▸ DIRECTION:
Output the rows below as a Markdown table with the columns No. and Entry, numbering each line and skipping blank lines. Begin at the line that has "tab-divider <box>137 0 138 10</box>" and stop after the line that has "error-host: localhost <box>581".

Items from a data source
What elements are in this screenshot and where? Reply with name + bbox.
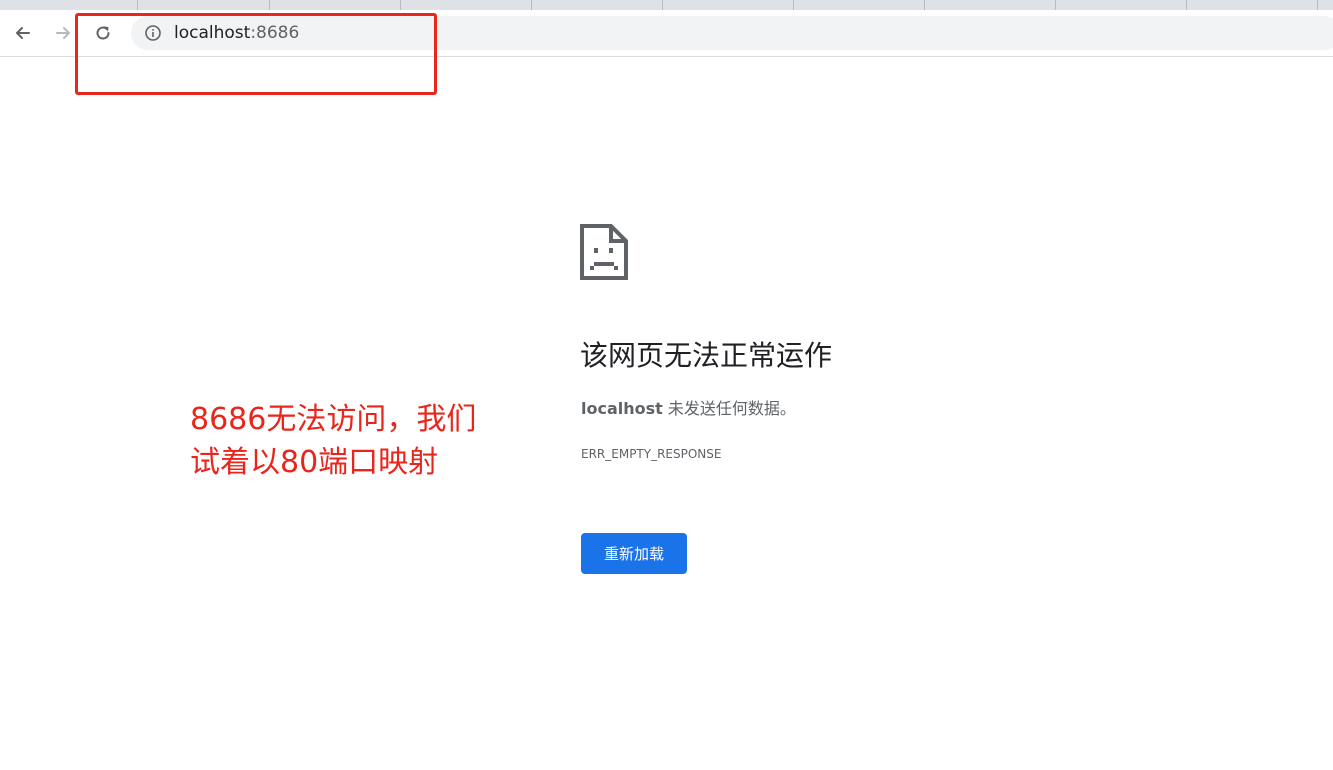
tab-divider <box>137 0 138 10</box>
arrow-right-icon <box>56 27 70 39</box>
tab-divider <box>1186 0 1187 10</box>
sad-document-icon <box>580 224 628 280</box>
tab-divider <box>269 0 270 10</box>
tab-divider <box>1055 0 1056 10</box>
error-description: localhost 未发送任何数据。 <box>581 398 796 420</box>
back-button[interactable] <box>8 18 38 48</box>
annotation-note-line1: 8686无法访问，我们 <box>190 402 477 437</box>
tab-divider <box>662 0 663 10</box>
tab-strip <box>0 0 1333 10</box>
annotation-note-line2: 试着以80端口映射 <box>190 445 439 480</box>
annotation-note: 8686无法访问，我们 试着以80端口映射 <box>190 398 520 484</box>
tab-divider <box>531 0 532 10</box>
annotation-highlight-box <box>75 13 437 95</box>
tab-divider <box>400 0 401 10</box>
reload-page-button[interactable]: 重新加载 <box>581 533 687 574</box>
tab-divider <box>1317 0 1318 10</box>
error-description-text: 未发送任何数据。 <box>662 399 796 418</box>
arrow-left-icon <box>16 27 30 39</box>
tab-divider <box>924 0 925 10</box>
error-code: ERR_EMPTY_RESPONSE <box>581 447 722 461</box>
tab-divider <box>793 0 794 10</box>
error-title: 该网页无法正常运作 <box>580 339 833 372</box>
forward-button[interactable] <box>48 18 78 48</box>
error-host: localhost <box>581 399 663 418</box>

---

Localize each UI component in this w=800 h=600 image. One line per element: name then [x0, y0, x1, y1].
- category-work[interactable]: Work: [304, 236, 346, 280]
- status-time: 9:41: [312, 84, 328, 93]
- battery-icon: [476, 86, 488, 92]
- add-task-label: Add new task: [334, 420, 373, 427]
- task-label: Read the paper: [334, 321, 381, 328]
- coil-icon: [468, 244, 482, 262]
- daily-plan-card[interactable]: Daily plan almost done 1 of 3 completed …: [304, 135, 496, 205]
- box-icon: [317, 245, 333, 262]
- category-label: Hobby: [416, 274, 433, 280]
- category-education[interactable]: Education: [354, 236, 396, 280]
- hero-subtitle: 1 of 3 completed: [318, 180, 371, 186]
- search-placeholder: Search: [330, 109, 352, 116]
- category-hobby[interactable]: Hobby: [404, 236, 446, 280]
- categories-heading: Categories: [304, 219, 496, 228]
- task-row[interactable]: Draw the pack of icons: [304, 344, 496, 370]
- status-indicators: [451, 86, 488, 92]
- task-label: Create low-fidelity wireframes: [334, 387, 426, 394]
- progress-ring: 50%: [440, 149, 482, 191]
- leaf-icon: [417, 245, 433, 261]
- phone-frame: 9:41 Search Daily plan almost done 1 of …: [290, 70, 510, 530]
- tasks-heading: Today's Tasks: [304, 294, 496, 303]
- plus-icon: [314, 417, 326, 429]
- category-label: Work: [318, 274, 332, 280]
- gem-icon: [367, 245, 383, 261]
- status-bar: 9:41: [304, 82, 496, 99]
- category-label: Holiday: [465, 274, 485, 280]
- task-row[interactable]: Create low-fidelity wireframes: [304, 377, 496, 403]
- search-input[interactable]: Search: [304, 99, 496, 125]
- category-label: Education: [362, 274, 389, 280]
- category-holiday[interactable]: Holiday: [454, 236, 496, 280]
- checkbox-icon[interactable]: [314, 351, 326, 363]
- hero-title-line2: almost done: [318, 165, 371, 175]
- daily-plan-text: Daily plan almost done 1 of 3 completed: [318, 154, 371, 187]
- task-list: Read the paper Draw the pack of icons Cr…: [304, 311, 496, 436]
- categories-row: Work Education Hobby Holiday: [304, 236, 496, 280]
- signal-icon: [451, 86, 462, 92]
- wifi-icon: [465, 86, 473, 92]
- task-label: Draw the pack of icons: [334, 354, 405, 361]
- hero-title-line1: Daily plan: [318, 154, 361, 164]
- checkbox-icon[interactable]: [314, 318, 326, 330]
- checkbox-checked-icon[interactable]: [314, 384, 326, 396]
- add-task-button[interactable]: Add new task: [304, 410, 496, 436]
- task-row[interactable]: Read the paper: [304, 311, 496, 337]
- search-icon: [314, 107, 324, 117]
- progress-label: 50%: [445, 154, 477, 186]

--

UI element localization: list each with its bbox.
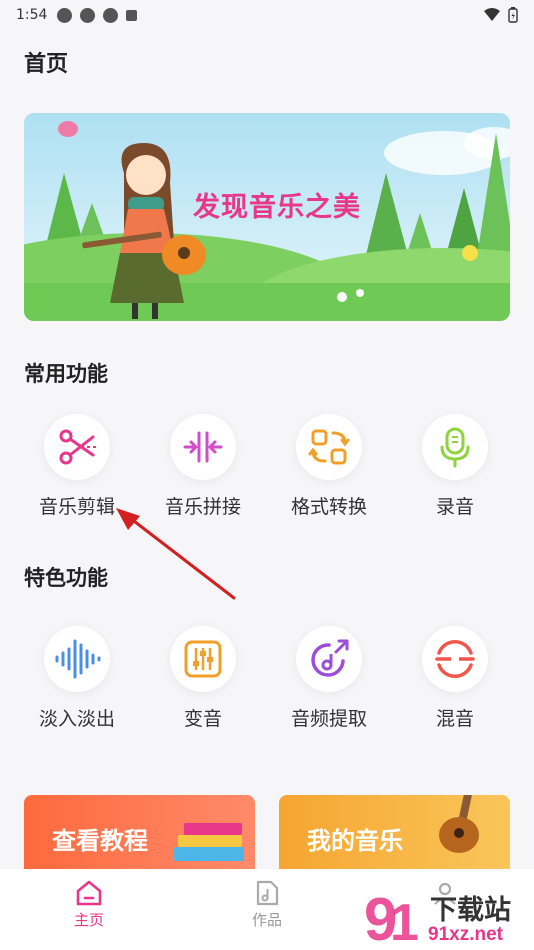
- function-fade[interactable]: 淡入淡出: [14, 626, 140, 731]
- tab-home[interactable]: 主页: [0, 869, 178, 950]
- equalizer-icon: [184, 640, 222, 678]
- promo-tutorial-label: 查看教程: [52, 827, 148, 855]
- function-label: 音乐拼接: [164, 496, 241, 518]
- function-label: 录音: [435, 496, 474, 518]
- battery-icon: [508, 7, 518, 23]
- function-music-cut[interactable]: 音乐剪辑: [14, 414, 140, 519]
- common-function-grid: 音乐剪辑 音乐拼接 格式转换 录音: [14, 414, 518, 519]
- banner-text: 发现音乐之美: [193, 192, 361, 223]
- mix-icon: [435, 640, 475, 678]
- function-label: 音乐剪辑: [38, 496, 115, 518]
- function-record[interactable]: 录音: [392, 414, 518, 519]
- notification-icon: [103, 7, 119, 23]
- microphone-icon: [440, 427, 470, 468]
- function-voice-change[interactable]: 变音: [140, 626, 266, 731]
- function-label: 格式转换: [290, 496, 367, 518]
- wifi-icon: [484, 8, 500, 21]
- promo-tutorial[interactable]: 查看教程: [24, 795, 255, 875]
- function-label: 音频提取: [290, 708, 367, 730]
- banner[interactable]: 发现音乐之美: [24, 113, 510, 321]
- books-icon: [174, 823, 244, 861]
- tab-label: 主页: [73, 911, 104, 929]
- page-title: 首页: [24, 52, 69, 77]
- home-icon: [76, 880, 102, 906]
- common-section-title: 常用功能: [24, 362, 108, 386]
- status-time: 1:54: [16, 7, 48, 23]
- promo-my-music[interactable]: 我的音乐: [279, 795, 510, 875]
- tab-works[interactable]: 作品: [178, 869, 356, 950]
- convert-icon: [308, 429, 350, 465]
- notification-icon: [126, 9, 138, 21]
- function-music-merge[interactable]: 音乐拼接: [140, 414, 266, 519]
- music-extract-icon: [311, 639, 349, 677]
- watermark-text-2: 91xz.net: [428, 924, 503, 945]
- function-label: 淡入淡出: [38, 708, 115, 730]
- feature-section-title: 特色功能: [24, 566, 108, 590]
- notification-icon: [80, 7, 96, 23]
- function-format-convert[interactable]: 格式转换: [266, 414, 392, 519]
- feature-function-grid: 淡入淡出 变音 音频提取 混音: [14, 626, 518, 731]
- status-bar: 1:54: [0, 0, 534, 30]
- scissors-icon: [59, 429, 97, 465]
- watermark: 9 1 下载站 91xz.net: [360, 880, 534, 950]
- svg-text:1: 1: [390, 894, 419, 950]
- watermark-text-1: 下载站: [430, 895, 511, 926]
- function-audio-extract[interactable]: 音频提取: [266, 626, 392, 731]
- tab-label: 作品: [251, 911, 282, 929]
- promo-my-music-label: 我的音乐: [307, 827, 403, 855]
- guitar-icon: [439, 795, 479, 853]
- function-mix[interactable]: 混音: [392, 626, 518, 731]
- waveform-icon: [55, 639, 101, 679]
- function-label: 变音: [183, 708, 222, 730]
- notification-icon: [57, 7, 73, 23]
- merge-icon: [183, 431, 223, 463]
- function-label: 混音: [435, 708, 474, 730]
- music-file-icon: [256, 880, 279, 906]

▸ RESULT BELOW:
| No. | Entry |
|---|---|
| 1 | tab-divider <box>137 0 138 10</box> |
| 2 | arrow-right-icon <box>56 27 70 39</box> |
| 3 | tab-divider <box>1186 0 1187 10</box> |
| 4 | sad-document-icon <box>580 224 628 280</box> |
| 5 | tab-divider <box>269 0 270 10</box> |
| 6 | tab-divider <box>1055 0 1056 10</box> |
| 7 | error-description: localhost 未发送任何数据。 <box>581 398 796 420</box> |
| 8 | back-button[interactable] <box>8 18 38 48</box> |
| 9 | annotation-note-line1: 8686无法访问，我们 <box>190 402 477 437</box> |
| 10 | tab-divider <box>662 0 663 10</box> |
| 11 | tab-strip <box>0 0 1333 10</box> |
| 12 | annotation-note-line2: 试着以80端口映射 <box>190 445 439 480</box> |
| 13 | annotation-note: 8686无法访问，我们 试着以80端口映射 <box>190 398 520 484</box> |
| 14 | tab-divider <box>531 0 532 10</box> |
| 15 | annotation-highlight-box <box>75 13 437 95</box> |
| 16 | tab-divider <box>400 0 401 10</box> |
| 17 | reload-page-button[interactable]: 重新加载 <box>581 533 687 574</box> |
| 18 | tab-divider <box>1317 0 1318 10</box> |
| 19 | error-description-text: 未发送任何数据。 <box>662 399 796 418</box> |
| 20 | arrow-left-icon <box>16 27 30 39</box> |
| 21 | tab-divider <box>924 0 925 10</box> |
| 22 | error-code: ERR_EMPTY_RESPONSE <box>581 447 722 461</box> |
| 23 | tab-divider <box>793 0 794 10</box> |
| 24 | error-title: 该网页无法正常运作 <box>580 339 833 372</box> |
| 25 | forward-button[interactable] <box>48 18 78 48</box> |
| 26 | error-host: localhost <box>581 399 663 418</box> |